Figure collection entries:
════════════════

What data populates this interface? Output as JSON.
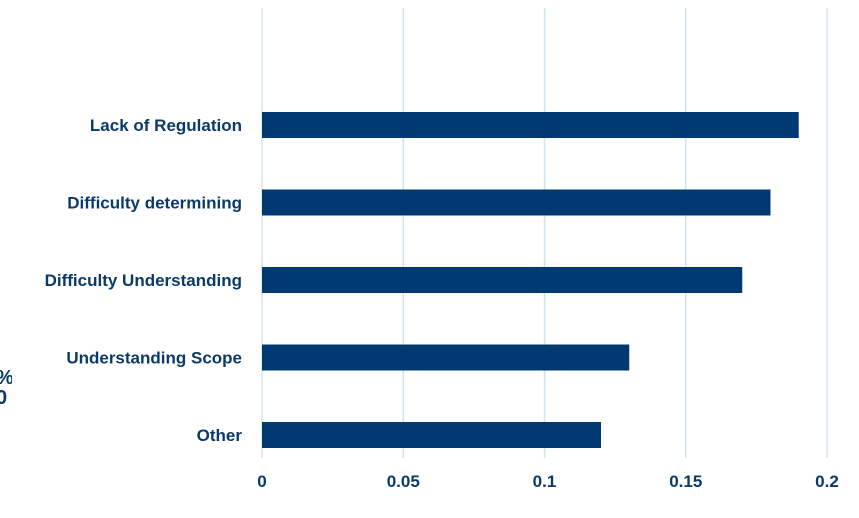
{
  "chart_data": {
    "type": "bar",
    "orientation": "horizontal",
    "categories": [
      "Lack of Regulation",
      "Difficulty determining",
      "Difficulty Understanding",
      "Understanding Scope",
      "Other"
    ],
    "values": [
      0.19,
      0.18,
      0.17,
      0.13,
      0.12
    ],
    "xlim": [
      0,
      0.2
    ],
    "xticks": [
      "0",
      "0.05",
      "0.1",
      "0.15",
      "0.2"
    ],
    "title": "",
    "xlabel": "",
    "ylabel": "",
    "grid": "vertical",
    "legend": "none",
    "bar_color": "#003a70",
    "grid_color": "#cfe3f2",
    "label_color": "#0b3a6a"
  },
  "edge_text": [
    "%",
    "0"
  ]
}
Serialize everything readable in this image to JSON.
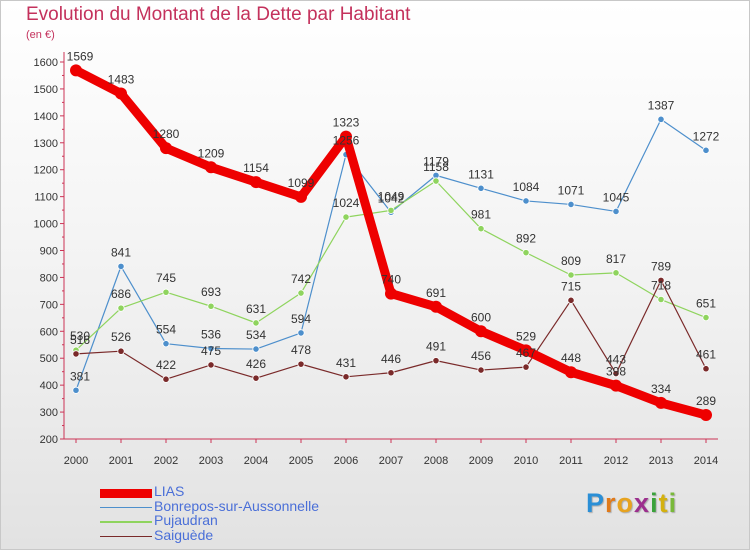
{
  "title": "Evolution du Montant de la Dette par Habitant",
  "subtitle": "(en €)",
  "chart_data": {
    "type": "line",
    "title": "Evolution du Montant de la Dette par Habitant",
    "subtitle": "(en €)",
    "x": [
      2000,
      2001,
      2002,
      2003,
      2004,
      2005,
      2006,
      2007,
      2008,
      2009,
      2010,
      2011,
      2012,
      2013,
      2014
    ],
    "ylim": [
      200,
      1600
    ],
    "yticks": [
      200,
      300,
      400,
      500,
      600,
      700,
      800,
      900,
      1000,
      1100,
      1200,
      1300,
      1400,
      1500,
      1600
    ],
    "grid": false,
    "legend_position": "bottom-left",
    "series": [
      {
        "name": "LIAS",
        "color": "#ee0000",
        "values": [
          1569,
          1483,
          1280,
          1209,
          1154,
          1099,
          1323,
          740,
          691,
          600,
          529,
          448,
          398,
          334,
          289
        ],
        "label_values": [
          "1569",
          "1483",
          "1280",
          "1209",
          "1154",
          "1099",
          "1323",
          "740",
          "691",
          "600",
          "529",
          "448",
          "398",
          "334",
          "289"
        ]
      },
      {
        "name": "Bonrepos-sur-Aussonnelle",
        "color": "#4d8fcc",
        "values": [
          381,
          841,
          554,
          536,
          534,
          594,
          1256,
          1042,
          1179,
          1131,
          1084,
          1071,
          1045,
          1387,
          1272
        ],
        "label_values": [
          "381",
          "841",
          "554",
          "536",
          "534",
          "594",
          "1256",
          "1042",
          "1179",
          "1131",
          "1084",
          "1071",
          "1045",
          "1387",
          "1272"
        ]
      },
      {
        "name": "Pujaudran",
        "color": "#8fd45e",
        "values": [
          530,
          686,
          745,
          693,
          631,
          742,
          1024,
          1049,
          1158,
          981,
          892,
          809,
          817,
          718,
          651
        ],
        "label_values": [
          "530",
          "686",
          "745",
          "693",
          "631",
          "742",
          "1024",
          "1049",
          "1158",
          "981",
          "892",
          "809",
          "817",
          "718",
          "651"
        ]
      },
      {
        "name": "Saiguède",
        "color": "#7a2a2a",
        "values": [
          516,
          526,
          422,
          475,
          426,
          478,
          431,
          446,
          491,
          456,
          467,
          715,
          443,
          789,
          461
        ],
        "label_values": [
          "516",
          "526",
          "422",
          "475",
          "426",
          "478",
          "431",
          "446",
          "491",
          "456",
          "467",
          "715",
          "443",
          "789",
          "461"
        ]
      }
    ]
  },
  "legend": [
    {
      "label": "LIAS",
      "color": "#ee0000"
    },
    {
      "label": "Bonrepos-sur-Aussonnelle",
      "color": "#4d8fcc"
    },
    {
      "label": "Pujaudran",
      "color": "#8fd45e"
    },
    {
      "label": "Saiguède",
      "color": "#7a2a2a"
    }
  ],
  "logo": {
    "letters": [
      "P",
      "r",
      "o",
      "x",
      "i",
      "t",
      "i"
    ],
    "colors": [
      "#2b8fd6",
      "#e07a1a",
      "#e7a31f",
      "#9c2f8d",
      "#3aa23a",
      "#d4b10f",
      "#79b93a"
    ]
  }
}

════════════════

WHAT YOU NEED TO DO
Could you reproduce every record above exactly, leaving out the pictures?

ANSWER TO THE PROBLEM
What data populates this interface? Output as JSON.
{
  "chart_data": {
    "type": "bar",
    "orientation": "horizontal",
    "categories": [
      "Lack of Regulation",
      "Difficulty determining",
      "Difficulty Understanding",
      "Understanding Scope",
      "Other"
    ],
    "values": [
      0.19,
      0.18,
      0.17,
      0.13,
      0.12
    ],
    "xlim": [
      0,
      0.2
    ],
    "xticks": [
      "0",
      "0.05",
      "0.1",
      "0.15",
      "0.2"
    ],
    "title": "",
    "xlabel": "",
    "ylabel": "",
    "grid": "vertical",
    "legend": "none",
    "bar_color": "#003a70",
    "grid_color": "#cfe3f2",
    "label_color": "#0b3a6a"
  },
  "edge_text": [
    "%",
    "0"
  ]
}
Serialize everything readable in this image to JSON.
{
  "title": "Evolution du Montant de la Dette par Habitant",
  "subtitle": "(en €)",
  "chart_data": {
    "type": "line",
    "title": "Evolution du Montant de la Dette par Habitant",
    "subtitle": "(en €)",
    "x": [
      2000,
      2001,
      2002,
      2003,
      2004,
      2005,
      2006,
      2007,
      2008,
      2009,
      2010,
      2011,
      2012,
      2013,
      2014
    ],
    "ylim": [
      200,
      1600
    ],
    "yticks": [
      200,
      300,
      400,
      500,
      600,
      700,
      800,
      900,
      1000,
      1100,
      1200,
      1300,
      1400,
      1500,
      1600
    ],
    "grid": false,
    "legend_position": "bottom-left",
    "series": [
      {
        "name": "LIAS",
        "color": "#ee0000",
        "values": [
          1569,
          1483,
          1280,
          1209,
          1154,
          1099,
          1323,
          740,
          691,
          600,
          529,
          448,
          398,
          334,
          289
        ],
        "label_values": [
          "1569",
          "1483",
          "1280",
          "1209",
          "1154",
          "1099",
          "1323",
          "740",
          "691",
          "600",
          "529",
          "448",
          "398",
          "334",
          "289"
        ]
      },
      {
        "name": "Bonrepos-sur-Aussonnelle",
        "color": "#4d8fcc",
        "values": [
          381,
          841,
          554,
          536,
          534,
          594,
          1256,
          1042,
          1179,
          1131,
          1084,
          1071,
          1045,
          1387,
          1272
        ],
        "label_values": [
          "381",
          "841",
          "554",
          "536",
          "534",
          "594",
          "1256",
          "1042",
          "1179",
          "1131",
          "1084",
          "1071",
          "1045",
          "1387",
          "1272"
        ]
      },
      {
        "name": "Pujaudran",
        "color": "#8fd45e",
        "values": [
          530,
          686,
          745,
          693,
          631,
          742,
          1024,
          1049,
          1158,
          981,
          892,
          809,
          817,
          718,
          651
        ],
        "label_values": [
          "530",
          "686",
          "745",
          "693",
          "631",
          "742",
          "1024",
          "1049",
          "1158",
          "981",
          "892",
          "809",
          "817",
          "718",
          "651"
        ]
      },
      {
        "name": "Saiguède",
        "color": "#7a2a2a",
        "values": [
          516,
          526,
          422,
          475,
          426,
          478,
          431,
          446,
          491,
          456,
          467,
          715,
          443,
          789,
          461
        ],
        "label_values": [
          "516",
          "526",
          "422",
          "475",
          "426",
          "478",
          "431",
          "446",
          "491",
          "456",
          "467",
          "715",
          "443",
          "789",
          "461"
        ]
      }
    ]
  },
  "legend": [
    {
      "label": "LIAS",
      "color": "#ee0000"
    },
    {
      "label": "Bonrepos-sur-Aussonnelle",
      "color": "#4d8fcc"
    },
    {
      "label": "Pujaudran",
      "color": "#8fd45e"
    },
    {
      "label": "Saiguède",
      "color": "#7a2a2a"
    }
  ],
  "logo": {
    "letters": [
      "P",
      "r",
      "o",
      "x",
      "i",
      "t",
      "i"
    ],
    "colors": [
      "#2b8fd6",
      "#e07a1a",
      "#e7a31f",
      "#9c2f8d",
      "#3aa23a",
      "#d4b10f",
      "#79b93a"
    ]
  }
}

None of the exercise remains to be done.